WHAT IS ASKED> Exactly as they appear, output all of the entries.
————
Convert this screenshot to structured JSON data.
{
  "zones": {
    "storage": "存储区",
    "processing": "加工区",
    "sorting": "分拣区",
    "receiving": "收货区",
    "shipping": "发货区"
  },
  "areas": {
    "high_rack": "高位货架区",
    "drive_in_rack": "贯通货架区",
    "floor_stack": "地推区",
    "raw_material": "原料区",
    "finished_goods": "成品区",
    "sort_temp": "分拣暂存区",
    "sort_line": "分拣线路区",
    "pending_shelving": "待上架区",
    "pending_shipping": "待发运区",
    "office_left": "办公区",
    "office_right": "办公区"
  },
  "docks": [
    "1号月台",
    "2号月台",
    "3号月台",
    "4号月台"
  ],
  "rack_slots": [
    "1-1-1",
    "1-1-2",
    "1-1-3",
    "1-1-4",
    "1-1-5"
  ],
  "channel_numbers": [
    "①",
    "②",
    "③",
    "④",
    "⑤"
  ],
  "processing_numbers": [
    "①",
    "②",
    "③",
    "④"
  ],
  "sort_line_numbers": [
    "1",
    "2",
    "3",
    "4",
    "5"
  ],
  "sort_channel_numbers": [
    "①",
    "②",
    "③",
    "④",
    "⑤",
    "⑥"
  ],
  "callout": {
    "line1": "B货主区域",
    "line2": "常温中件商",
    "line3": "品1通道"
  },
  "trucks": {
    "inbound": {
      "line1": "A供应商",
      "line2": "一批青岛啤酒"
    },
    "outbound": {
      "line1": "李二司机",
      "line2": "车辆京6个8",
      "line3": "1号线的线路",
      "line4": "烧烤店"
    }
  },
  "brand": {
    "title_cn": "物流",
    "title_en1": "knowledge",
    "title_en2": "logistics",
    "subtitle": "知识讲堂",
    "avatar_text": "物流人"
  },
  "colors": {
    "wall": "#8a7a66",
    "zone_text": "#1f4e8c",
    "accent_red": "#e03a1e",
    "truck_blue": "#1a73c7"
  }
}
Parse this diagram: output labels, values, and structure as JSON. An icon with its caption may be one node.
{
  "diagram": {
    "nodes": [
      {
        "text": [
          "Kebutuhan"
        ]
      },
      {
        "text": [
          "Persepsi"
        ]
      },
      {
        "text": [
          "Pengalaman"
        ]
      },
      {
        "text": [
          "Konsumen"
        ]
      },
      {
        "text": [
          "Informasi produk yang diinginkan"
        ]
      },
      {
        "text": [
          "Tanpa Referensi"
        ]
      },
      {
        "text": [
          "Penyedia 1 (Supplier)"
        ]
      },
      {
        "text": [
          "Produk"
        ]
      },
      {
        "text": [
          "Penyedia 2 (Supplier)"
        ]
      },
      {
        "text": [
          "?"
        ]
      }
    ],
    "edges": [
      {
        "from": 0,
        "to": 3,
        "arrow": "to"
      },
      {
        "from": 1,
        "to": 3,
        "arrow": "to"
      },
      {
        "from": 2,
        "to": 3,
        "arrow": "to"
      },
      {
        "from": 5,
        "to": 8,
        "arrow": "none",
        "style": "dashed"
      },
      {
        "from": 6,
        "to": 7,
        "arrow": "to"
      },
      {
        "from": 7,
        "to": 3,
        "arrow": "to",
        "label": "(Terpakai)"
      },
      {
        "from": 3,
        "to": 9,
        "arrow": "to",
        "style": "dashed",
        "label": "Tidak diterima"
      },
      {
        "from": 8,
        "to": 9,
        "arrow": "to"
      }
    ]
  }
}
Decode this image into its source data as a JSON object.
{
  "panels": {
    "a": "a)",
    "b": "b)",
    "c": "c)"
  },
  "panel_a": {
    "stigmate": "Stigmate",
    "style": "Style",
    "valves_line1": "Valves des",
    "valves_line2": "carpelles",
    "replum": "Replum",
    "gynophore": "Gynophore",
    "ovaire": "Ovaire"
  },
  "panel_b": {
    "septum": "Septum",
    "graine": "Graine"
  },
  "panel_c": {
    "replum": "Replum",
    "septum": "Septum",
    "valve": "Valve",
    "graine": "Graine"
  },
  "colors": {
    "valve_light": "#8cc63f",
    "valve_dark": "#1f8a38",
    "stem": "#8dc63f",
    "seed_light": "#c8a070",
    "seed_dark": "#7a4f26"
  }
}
————
COMPLETE ANSWER>
Convert this screenshot to structured JSON data.
{
  "zones": {
    "storage": "存储区",
    "processing": "加工区",
    "sorting": "分拣区",
    "receiving": "收货区",
    "shipping": "发货区"
  },
  "areas": {
    "high_rack": "高位货架区",
    "drive_in_rack": "贯通货架区",
    "floor_stack": "地推区",
    "raw_material": "原料区",
    "finished_goods": "成品区",
    "sort_temp": "分拣暂存区",
    "sort_line": "分拣线路区",
    "pending_shelving": "待上架区",
    "pending_shipping": "待发运区",
    "office_left": "办公区",
    "office_right": "办公区"
  },
  "docks": [
    "1号月台",
    "2号月台",
    "3号月台",
    "4号月台"
  ],
  "rack_slots": [
    "1-1-1",
    "1-1-2",
    "1-1-3",
    "1-1-4",
    "1-1-5"
  ],
  "channel_numbers": [
    "①",
    "②",
    "③",
    "④",
    "⑤"
  ],
  "processing_numbers": [
    "①",
    "②",
    "③",
    "④"
  ],
  "sort_line_numbers": [
    "1",
    "2",
    "3",
    "4",
    "5"
  ],
  "sort_channel_numbers": [
    "①",
    "②",
    "③",
    "④",
    "⑤",
    "⑥"
  ],
  "callout": {
    "line1": "B货主区域",
    "line2": "常温中件商",
    "line3": "品1通道"
  },
  "trucks": {
    "inbound": {
      "line1": "A供应商",
      "line2": "一批青岛啤酒"
    },
    "outbound": {
      "line1": "李二司机",
      "line2": "车辆京6个8",
      "line3": "1号线的线路",
      "line4": "烧烤店"
    }
  },
  "brand": {
    "title_cn": "物流",
    "title_en1": "knowledge",
    "title_en2": "logistics",
    "subtitle": "知识讲堂",
    "avatar_text": "物流人"
  },
  "colors": {
    "wall": "#8a7a66",
    "zone_text": "#1f4e8c",
    "accent_red": "#e03a1e",
    "truck_blue": "#1a73c7"
  }
}
Parse this diagram: output labels, values, and structure as JSON. An icon with its caption may be one node.
{
  "diagram": {
    "nodes": [
      {
        "text": [
          "Kebutuhan"
        ]
      },
      {
        "text": [
          "Persepsi"
        ]
      },
      {
        "text": [
          "Pengalaman"
        ]
      },
      {
        "text": [
          "Konsumen"
        ]
      },
      {
        "text": [
          "Informasi produk yang diinginkan"
        ]
      },
      {
        "text": [
          "Tanpa Referensi"
        ]
      },
      {
        "text": [
          "Penyedia 1 (Supplier)"
        ]
      },
      {
        "text": [
          "Produk"
        ]
      },
      {
        "text": [
          "Penyedia 2 (Supplier)"
        ]
      },
      {
        "text": [
          "?"
        ]
      }
    ],
    "edges": [
      {
        "from": 0,
        "to": 3,
        "arrow": "to"
      },
      {
        "from": 1,
        "to": 3,
        "arrow": "to"
      },
      {
        "from": 2,
        "to": 3,
        "arrow": "to"
      },
      {
        "from": 5,
        "to": 8,
        "arrow": "none",
        "style": "dashed"
      },
      {
        "from": 6,
        "to": 7,
        "arrow": "to"
      },
      {
        "from": 7,
        "to": 3,
        "arrow": "to",
        "label": "(Terpakai)"
      },
      {
        "from": 3,
        "to": 9,
        "arrow": "to",
        "style": "dashed",
        "label": "Tidak diterima"
      },
      {
        "from": 8,
        "to": 9,
        "arrow": "to"
      }
    ]
  }
}
Decode this image into its source data as a JSON object.
{
  "panels": {
    "a": "a)",
    "b": "b)",
    "c": "c)"
  },
  "panel_a": {
    "stigmate": "Stigmate",
    "style": "Style",
    "valves_line1": "Valves des",
    "valves_line2": "carpelles",
    "replum": "Replum",
    "gynophore": "Gynophore",
    "ovaire": "Ovaire"
  },
  "panel_b": {
    "septum": "Septum",
    "graine": "Graine"
  },
  "panel_c": {
    "replum": "Replum",
    "septum": "Septum",
    "valve": "Valve",
    "graine": "Graine"
  },
  "colors": {
    "valve_light": "#8cc63f",
    "valve_dark": "#1f8a38",
    "stem": "#8dc63f",
    "seed_light": "#c8a070",
    "seed_dark": "#7a4f26"
  }
}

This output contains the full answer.